AIM OF THE EXERCISE:
Return the lines starting at the one containing "Itemize 41 of" and ending at the one containing "y-tick-label: 0.2 [26,376,43,390]", reproduced character for character.

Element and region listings
● ● ● ●

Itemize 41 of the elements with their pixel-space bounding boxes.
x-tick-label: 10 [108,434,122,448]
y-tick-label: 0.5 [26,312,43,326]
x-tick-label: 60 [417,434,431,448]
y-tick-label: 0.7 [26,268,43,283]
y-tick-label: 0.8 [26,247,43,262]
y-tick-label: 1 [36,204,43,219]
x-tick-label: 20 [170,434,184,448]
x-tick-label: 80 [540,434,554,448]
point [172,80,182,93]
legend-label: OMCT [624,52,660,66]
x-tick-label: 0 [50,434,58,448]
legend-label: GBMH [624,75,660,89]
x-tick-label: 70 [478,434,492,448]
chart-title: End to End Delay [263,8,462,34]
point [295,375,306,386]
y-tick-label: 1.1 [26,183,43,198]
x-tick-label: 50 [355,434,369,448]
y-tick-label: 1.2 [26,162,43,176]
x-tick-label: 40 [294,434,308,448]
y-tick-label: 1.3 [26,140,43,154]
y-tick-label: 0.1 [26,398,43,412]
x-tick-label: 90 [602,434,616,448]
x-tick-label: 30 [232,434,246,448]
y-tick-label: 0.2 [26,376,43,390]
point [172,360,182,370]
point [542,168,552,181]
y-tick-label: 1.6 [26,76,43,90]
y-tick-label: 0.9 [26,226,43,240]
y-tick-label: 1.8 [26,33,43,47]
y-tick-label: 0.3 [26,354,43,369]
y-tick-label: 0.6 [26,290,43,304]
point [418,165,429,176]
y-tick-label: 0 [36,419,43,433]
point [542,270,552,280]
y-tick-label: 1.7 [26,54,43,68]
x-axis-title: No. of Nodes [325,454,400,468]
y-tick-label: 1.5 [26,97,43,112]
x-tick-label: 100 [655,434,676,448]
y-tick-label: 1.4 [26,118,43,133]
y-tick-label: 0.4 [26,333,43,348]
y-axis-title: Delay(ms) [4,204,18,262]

● ● ● ●

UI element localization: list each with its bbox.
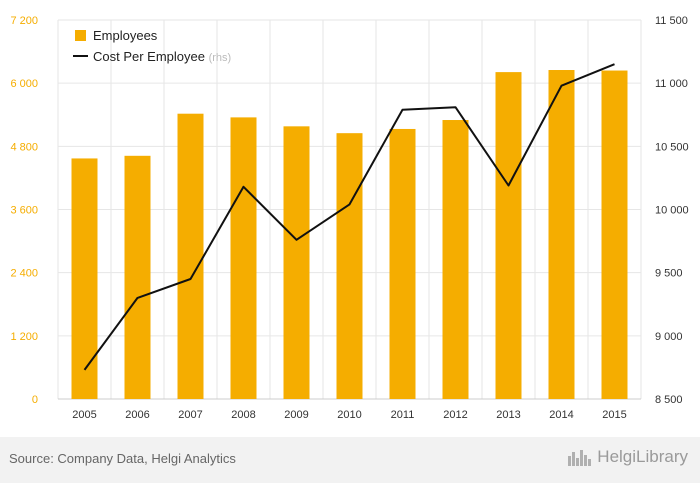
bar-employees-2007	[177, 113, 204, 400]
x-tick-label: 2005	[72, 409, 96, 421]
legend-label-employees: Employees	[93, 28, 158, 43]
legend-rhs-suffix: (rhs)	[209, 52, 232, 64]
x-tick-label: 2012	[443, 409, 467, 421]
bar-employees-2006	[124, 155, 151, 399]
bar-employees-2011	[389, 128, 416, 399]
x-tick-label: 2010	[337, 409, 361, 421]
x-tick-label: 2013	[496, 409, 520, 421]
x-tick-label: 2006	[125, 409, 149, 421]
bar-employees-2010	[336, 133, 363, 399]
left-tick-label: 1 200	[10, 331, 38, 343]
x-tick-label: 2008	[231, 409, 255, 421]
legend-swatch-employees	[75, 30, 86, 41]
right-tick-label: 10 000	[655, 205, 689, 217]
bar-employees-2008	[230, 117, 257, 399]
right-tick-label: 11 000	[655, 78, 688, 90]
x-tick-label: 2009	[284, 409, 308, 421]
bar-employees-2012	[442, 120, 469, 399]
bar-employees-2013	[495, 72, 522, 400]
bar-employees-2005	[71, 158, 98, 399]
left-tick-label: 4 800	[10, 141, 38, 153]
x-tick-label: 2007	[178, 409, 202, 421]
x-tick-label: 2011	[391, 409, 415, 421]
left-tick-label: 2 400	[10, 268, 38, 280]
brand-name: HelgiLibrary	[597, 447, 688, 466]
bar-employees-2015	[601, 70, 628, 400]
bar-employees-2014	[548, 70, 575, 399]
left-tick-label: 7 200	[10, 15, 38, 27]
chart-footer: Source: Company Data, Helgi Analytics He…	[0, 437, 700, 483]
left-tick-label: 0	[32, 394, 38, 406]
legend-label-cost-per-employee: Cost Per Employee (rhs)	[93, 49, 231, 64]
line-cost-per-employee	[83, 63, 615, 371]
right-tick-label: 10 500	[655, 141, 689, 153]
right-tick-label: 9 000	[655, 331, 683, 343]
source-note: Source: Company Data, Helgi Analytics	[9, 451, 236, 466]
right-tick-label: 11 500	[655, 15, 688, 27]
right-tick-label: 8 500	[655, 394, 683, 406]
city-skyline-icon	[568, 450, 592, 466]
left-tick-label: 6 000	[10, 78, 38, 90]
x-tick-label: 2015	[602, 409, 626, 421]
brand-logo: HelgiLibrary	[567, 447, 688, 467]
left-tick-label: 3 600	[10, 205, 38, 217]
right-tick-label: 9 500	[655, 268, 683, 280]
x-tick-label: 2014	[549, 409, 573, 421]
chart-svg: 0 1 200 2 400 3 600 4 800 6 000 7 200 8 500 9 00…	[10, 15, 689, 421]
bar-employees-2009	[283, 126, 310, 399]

● ● ● ●

EXERCISE RESULT:
Itemize 41 of the elements with their pixel-space bounding boxes.
x-tick-label: 10 [108,434,122,448]
y-tick-label: 0.5 [26,312,43,326]
x-tick-label: 60 [417,434,431,448]
y-tick-label: 0.7 [26,268,43,283]
y-tick-label: 0.8 [26,247,43,262]
y-tick-label: 1 [36,204,43,219]
x-tick-label: 20 [170,434,184,448]
x-tick-label: 80 [540,434,554,448]
point [172,80,182,93]
legend-label: OMCT [624,52,660,66]
x-tick-label: 0 [50,434,58,448]
legend-label: GBMH [624,75,660,89]
x-tick-label: 70 [478,434,492,448]
chart-title: End to End Delay [263,8,462,34]
point [295,375,306,386]
y-tick-label: 1.1 [26,183,43,198]
x-tick-label: 50 [355,434,369,448]
y-tick-label: 1.2 [26,162,43,176]
x-tick-label: 40 [294,434,308,448]
y-tick-label: 1.3 [26,140,43,154]
y-tick-label: 0.1 [26,398,43,412]
x-tick-label: 90 [602,434,616,448]
x-tick-label: 30 [232,434,246,448]
y-tick-label: 0.2 [26,376,43,390]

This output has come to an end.